**GIVEN EXERCISE:**
Exact reproduction is required for all entries.

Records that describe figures
###

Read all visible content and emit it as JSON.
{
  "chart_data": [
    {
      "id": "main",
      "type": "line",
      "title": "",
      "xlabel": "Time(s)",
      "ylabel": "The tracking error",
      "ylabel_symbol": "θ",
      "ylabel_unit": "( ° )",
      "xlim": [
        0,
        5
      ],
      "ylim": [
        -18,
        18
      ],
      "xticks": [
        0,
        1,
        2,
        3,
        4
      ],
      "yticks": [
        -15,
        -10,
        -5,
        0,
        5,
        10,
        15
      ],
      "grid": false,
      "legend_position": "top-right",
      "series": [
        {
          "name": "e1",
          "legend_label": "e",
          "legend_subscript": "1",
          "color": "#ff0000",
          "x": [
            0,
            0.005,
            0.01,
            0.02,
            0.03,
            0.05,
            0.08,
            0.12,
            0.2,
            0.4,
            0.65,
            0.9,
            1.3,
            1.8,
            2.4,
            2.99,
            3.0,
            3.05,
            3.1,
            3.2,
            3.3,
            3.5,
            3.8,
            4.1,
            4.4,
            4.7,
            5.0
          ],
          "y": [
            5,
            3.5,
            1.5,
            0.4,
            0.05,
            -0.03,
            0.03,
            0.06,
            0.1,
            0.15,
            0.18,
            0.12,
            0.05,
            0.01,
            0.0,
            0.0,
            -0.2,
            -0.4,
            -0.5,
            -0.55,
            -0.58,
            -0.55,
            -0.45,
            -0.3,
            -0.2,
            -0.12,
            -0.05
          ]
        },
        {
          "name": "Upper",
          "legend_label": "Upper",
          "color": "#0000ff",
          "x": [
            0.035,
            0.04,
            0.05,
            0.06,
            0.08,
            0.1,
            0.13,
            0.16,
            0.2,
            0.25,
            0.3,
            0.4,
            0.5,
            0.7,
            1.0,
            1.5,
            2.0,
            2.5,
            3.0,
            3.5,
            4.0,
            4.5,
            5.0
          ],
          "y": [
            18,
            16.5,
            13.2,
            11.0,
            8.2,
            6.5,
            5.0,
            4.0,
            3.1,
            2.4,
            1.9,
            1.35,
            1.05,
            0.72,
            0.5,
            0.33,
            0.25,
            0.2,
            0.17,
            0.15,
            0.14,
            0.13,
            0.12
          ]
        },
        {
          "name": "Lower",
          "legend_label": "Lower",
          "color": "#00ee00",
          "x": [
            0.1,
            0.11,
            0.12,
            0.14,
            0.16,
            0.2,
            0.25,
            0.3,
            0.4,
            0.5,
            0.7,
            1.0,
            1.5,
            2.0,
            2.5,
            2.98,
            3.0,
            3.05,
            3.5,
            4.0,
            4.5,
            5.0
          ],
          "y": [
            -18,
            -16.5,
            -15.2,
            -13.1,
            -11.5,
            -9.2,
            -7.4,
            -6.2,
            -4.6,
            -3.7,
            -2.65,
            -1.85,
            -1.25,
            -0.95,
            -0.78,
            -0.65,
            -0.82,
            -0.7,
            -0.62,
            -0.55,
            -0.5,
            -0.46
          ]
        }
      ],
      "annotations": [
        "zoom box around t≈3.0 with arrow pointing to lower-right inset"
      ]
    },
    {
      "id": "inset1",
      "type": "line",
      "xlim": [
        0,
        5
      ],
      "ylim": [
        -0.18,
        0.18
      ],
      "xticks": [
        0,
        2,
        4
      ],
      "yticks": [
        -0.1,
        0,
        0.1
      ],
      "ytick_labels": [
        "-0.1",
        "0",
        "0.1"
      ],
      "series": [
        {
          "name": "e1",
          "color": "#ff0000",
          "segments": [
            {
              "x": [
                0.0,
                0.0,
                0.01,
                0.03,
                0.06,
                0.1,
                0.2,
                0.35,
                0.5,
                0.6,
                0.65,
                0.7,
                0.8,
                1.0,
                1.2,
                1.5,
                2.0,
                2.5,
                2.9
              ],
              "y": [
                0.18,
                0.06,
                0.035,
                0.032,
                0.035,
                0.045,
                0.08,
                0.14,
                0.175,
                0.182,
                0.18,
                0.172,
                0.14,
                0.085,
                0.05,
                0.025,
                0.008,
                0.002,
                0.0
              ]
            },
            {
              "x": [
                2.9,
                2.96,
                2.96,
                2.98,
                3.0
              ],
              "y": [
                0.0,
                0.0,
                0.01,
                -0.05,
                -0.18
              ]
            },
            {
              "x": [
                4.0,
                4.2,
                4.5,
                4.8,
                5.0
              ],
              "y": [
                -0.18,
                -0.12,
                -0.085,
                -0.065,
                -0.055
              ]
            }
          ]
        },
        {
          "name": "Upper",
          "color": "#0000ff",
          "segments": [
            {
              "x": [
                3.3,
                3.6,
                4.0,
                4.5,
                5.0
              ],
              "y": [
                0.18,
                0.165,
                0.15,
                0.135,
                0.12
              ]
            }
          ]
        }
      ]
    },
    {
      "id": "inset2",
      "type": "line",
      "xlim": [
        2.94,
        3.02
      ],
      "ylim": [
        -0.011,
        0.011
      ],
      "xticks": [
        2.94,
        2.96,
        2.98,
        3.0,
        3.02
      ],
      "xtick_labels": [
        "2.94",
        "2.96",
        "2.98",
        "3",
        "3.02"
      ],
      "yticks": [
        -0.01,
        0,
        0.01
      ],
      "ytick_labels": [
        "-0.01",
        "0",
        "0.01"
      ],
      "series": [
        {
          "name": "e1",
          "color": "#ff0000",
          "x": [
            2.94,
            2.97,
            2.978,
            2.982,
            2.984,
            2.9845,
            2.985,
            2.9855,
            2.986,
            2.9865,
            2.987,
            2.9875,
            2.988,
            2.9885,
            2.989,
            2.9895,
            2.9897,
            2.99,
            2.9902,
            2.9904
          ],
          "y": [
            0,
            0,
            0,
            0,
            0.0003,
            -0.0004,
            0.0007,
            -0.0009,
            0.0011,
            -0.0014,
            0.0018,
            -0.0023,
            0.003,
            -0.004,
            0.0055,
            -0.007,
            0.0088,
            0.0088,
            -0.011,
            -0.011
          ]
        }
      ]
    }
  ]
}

###

**TASK RESPONSE:**
Read all visible content and emit it as JSON.
{
  "chart_data": [
    {
      "id": "main",
      "type": "line",
      "title": "",
      "xlabel": "Time(s)",
      "ylabel": "The tracking error",
      "ylabel_symbol": "θ",
      "ylabel_unit": "( ° )",
      "xlim": [
        0,
        5
      ],
      "ylim": [
        -18,
        18
      ],
      "xticks": [
        0,
        1,
        2,
        3,
        4
      ],
      "yticks": [
        -15,
        -10,
        -5,
        0,
        5,
        10,
        15
      ],
      "grid": false,
      "legend_position": "top-right",
      "series": [
        {
          "name": "e1",
          "legend_label": "e",
          "legend_subscript": "1",
          "color": "#ff0000",
          "x": [
            0,
            0.005,
            0.01,
            0.02,
            0.03,
            0.05,
            0.08,
            0.12,
            0.2,
            0.4,
            0.65,
            0.9,
            1.3,
            1.8,
            2.4,
            2.99,
            3.0,
            3.05,
            3.1,
            3.2,
            3.3,
            3.5,
            3.8,
            4.1,
            4.4,
            4.7,
            5.0
          ],
          "y": [
            5,
            3.5,
            1.5,
            0.4,
            0.05,
            -0.03,
            0.03,
            0.06,
            0.1,
            0.15,
            0.18,
            0.12,
            0.05,
            0.01,
            0.0,
            0.0,
            -0.2,
            -0.4,
            -0.5,
            -0.55,
            -0.58,
            -0.55,
            -0.45,
            -0.3,
            -0.2,
            -0.12,
            -0.05
          ]
        },
        {
          "name": "Upper",
          "legend_label": "Upper",
          "color": "#0000ff",
          "x": [
            0.035,
            0.04,
            0.05,
            0.06,
            0.08,
            0.1,
            0.13,
            0.16,
            0.2,
            0.25,
            0.3,
            0.4,
            0.5,
            0.7,
            1.0,
            1.5,
            2.0,
            2.5,
            3.0,
            3.5,
            4.0,
            4.5,
            5.0
          ],
          "y": [
            18,
            16.5,
            13.2,
            11.0,
            8.2,
            6.5,
            5.0,
            4.0,
            3.1,
            2.4,
            1.9,
            1.35,
            1.05,
            0.72,
            0.5,
            0.33,
            0.25,
            0.2,
            0.17,
            0.15,
            0.14,
            0.13,
            0.12
          ]
        },
        {
          "name": "Lower",
          "legend_label": "Lower",
          "color": "#00ee00",
          "x": [
            0.1,
            0.11,
            0.12,
            0.14,
            0.16,
            0.2,
            0.25,
            0.3,
            0.4,
            0.5,
            0.7,
            1.0,
            1.5,
            2.0,
            2.5,
            2.98,
            3.0,
            3.05,
            3.5,
            4.0,
            4.5,
            5.0
          ],
          "y": [
            -18,
            -16.5,
            -15.2,
            -13.1,
            -11.5,
            -9.2,
            -7.4,
            -6.2,
            -4.6,
            -3.7,
            -2.65,
            -1.85,
            -1.25,
            -0.95,
            -0.78,
            -0.65,
            -0.82,
            -0.7,
            -0.62,
            -0.55,
            -0.5,
            -0.46
          ]
        }
      ],
      "annotations": [
        "zoom box around t≈3.0 with arrow pointing to lower-right inset"
      ]
    },
    {
      "id": "inset1",
      "type": "line",
      "xlim": [
        0,
        5
      ],
      "ylim": [
        -0.18,
        0.18
      ],
      "xticks": [
        0,
        2,
        4
      ],
      "yticks": [
        -0.1,
        0,
        0.1
      ],
      "ytick_labels": [
        "-0.1",
        "0",
        "0.1"
      ],
      "series": [
        {
          "name": "e1",
          "color": "#ff0000",
          "segments": [
            {
              "x": [
                0.0,
                0.0,
                0.01,
                0.03,
                0.06,
                0.1,
                0.2,
                0.35,
                0.5,
                0.6,
                0.65,
                0.7,
                0.8,
                1.0,
                1.2,
                1.5,
                2.0,
                2.5,
                2.9
              ],
              "y": [
                0.18,
                0.06,
                0.035,
                0.032,
                0.035,
                0.045,
                0.08,
                0.14,
                0.175,
                0.182,
                0.18,
                0.172,
                0.14,
                0.085,
                0.05,
                0.025,
                0.008,
                0.002,
                0.0
              ]
            },
            {
              "x": [
                2.9,
                2.96,
                2.96,
                2.98,
                3.0
              ],
              "y": [
                0.0,
                0.0,
                0.01,
                -0.05,
                -0.18
              ]
            },
            {
              "x": [
                4.0,
                4.2,
                4.5,
                4.8,
                5.0
              ],
              "y": [
                -0.18,
                -0.12,
                -0.085,
                -0.065,
                -0.055
              ]
            }
          ]
        },
        {
          "name": "Upper",
          "color": "#0000ff",
          "segments": [
            {
              "x": [
                3.3,
                3.6,
                4.0,
                4.5,
                5.0
              ],
              "y": [
                0.18,
                0.165,
                0.15,
                0.135,
                0.12
              ]
            }
          ]
        }
      ]
    },
    {
      "id": "inset2",
      "type": "line",
      "xlim": [
        2.94,
        3.02
      ],
      "ylim": [
        -0.011,
        0.011
      ],
      "xticks": [
        2.94,
        2.96,
        2.98,
        3.0,
        3.02
      ],
      "xtick_labels": [
        "2.94",
        "2.96",
        "2.98",
        "3",
        "3.02"
      ],
      "yticks": [
        -0.01,
        0,
        0.01
      ],
      "ytick_labels": [
        "-0.01",
        "0",
        "0.01"
      ],
      "series": [
        {
          "name": "e1",
          "color": "#ff0000",
          "x": [
            2.94,
            2.97,
            2.978,
            2.982,
            2.984,
            2.9845,
            2.985,
            2.9855,
            2.986,
            2.9865,
            2.987,
            2.9875,
            2.988,
            2.9885,
            2.989,
            2.9895,
            2.9897,
            2.99,
            2.9902,
            2.9904
          ],
          "y": [
            0,
            0,
            0,
            0,
            0.0003,
            -0.0004,
            0.0007,
            -0.0009,
            0.0011,
            -0.0014,
            0.0018,
            -0.0023,
            0.003,
            -0.004,
            0.0055,
            -0.007,
            0.0088,
            0.0088,
            -0.011,
            -0.011
          ]
        }
      ]
    }
  ]
}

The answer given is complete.